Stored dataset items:
— START —

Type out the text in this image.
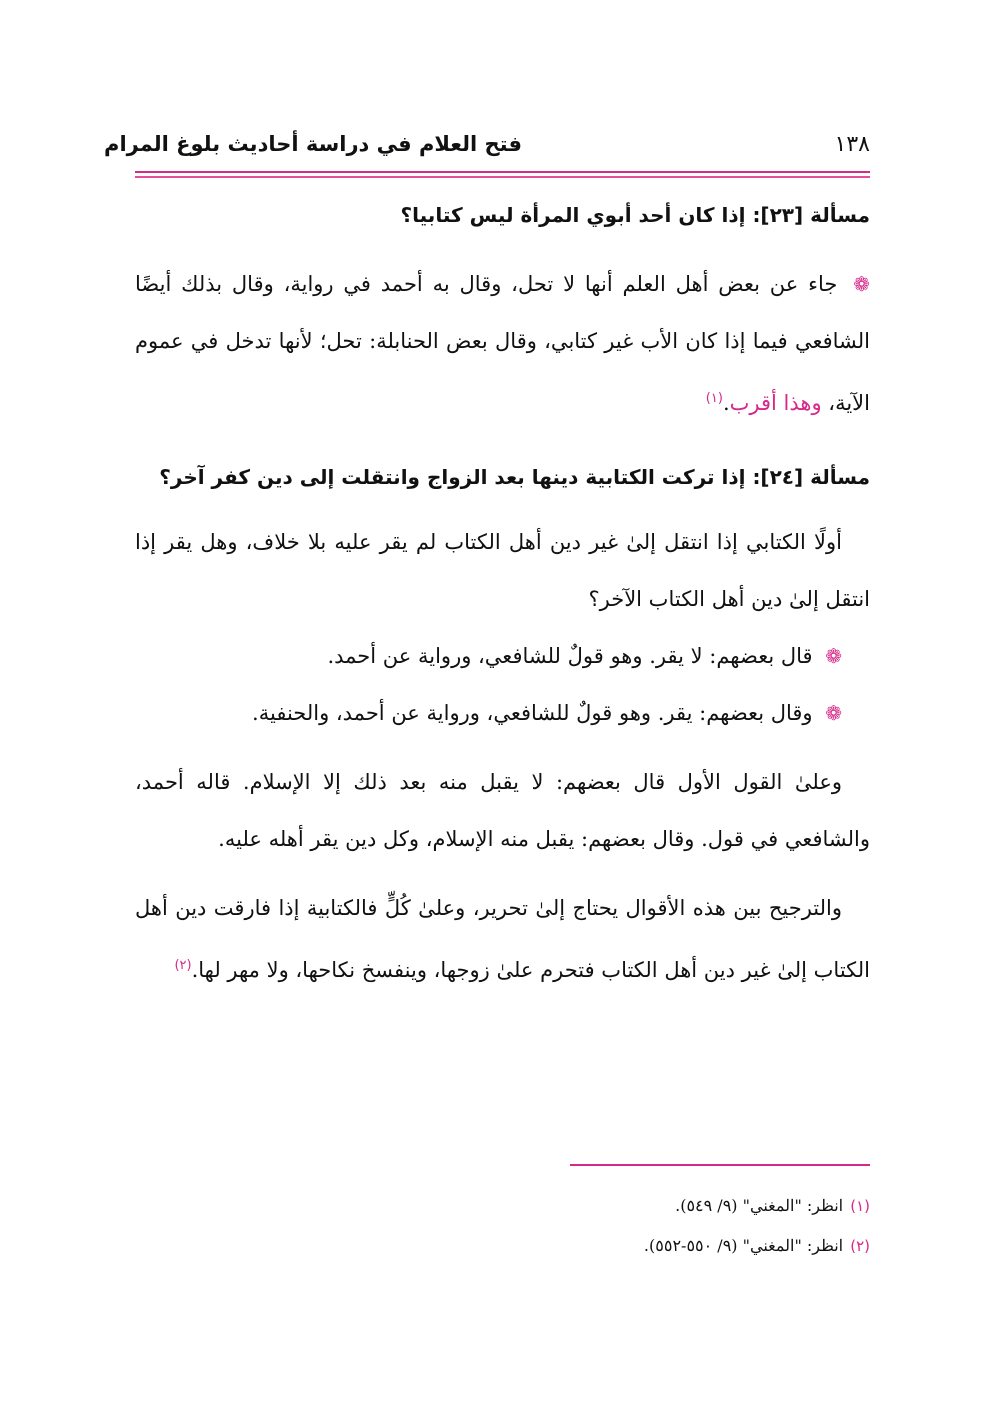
١٣٨
فتح العلام في دراسة أحاديث بلوغ المرام

مسألة [٢٣]: إذا كان أحد أبوي المرأة ليس كتابيا؟

❁ جاء عن بعض أهل العلم أنها لا تحل، وقال به أحمد في رواية، وقال بذلك أيضًا الشافعي فيما إذا كان الأب غير كتابي، وقال بعض الحنابلة: تحل؛ لأنها تدخل في عموم الآية، وهذا أقرب.$^{(١)}$

مسألة [٢٤]: إذا تركت الكتابية دينها بعد الزواج وانتقلت إلى دين كفر آخر؟

أولًا الكتابي إذا انتقل إلىٰ غير دين أهل الكتاب لم يقر عليه بلا خلاف، وهل يقر إذا انتقل إلىٰ دين أهل الكتاب الآخر؟

❁ قال بعضهم: لا يقر. وهو قولٌ للشافعي، ورواية عن أحمد.

❁ وقال بعضهم: يقر. وهو قولٌ للشافعي، ورواية عن أحمد، والحنفية.

وعلىٰ القول الأول قال بعضهم: لا يقبل منه بعد ذلك إلا الإسلام. قاله أحمد، والشافعي في قول. وقال بعضهم: يقبل منه الإسلام، وكل دين يقر أهله عليه.

والترجيح بين هذه الأقوال يحتاج إلىٰ تحرير، وعلىٰ كُلٍّ فالكتابية إذا فارقت دين أهل الكتاب إلىٰ غير دين أهل الكتاب فتحرم علىٰ زوجها، وينفسخ نكاحها، ولا مهر لها.$^{(٢)}$

(١) انظر: "المغني" (٩/ ٥٤٩).

(٢) انظر: "المغني" (٩/ ٥٥٠-٥٥٢).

— END —

» EXERCISE BRIEF
Give the data above again in full and unchanged, skipping the pictures.

» WRITTEN SOLUTION
Type out the text in this image.
١٣٨
فتح العلام في دراسة أحاديث بلوغ المرام

مسألة [٢٣]: إذا كان أحد أبوي المرأة ليس كتابيا؟

❁ جاء عن بعض أهل العلم أنها لا تحل، وقال به أحمد في رواية، وقال بذلك أيضًا الشافعي فيما إذا كان الأب غير كتابي، وقال بعض الحنابلة: تحل؛ لأنها تدخل في عموم الآية، وهذا أقرب.$^{(١)}$

مسألة [٢٤]: إذا تركت الكتابية دينها بعد الزواج وانتقلت إلى دين كفر آخر؟

أولًا الكتابي إذا انتقل إلىٰ غير دين أهل الكتاب لم يقر عليه بلا خلاف، وهل يقر إذا انتقل إلىٰ دين أهل الكتاب الآخر؟

❁ قال بعضهم: لا يقر. وهو قولٌ للشافعي، ورواية عن أحمد.

❁ وقال بعضهم: يقر. وهو قولٌ للشافعي، ورواية عن أحمد، والحنفية.

وعلىٰ القول الأول قال بعضهم: لا يقبل منه بعد ذلك إلا الإسلام. قاله أحمد، والشافعي في قول. وقال بعضهم: يقبل منه الإسلام، وكل دين يقر أهله عليه.

والترجيح بين هذه الأقوال يحتاج إلىٰ تحرير، وعلىٰ كُلٍّ فالكتابية إذا فارقت دين أهل الكتاب إلىٰ غير دين أهل الكتاب فتحرم علىٰ زوجها، وينفسخ نكاحها، ولا مهر لها.$^{(٢)}$

(١) انظر: "المغني" (٩/ ٥٤٩).

(٢) انظر: "المغني" (٩/ ٥٥٠-٥٥٢).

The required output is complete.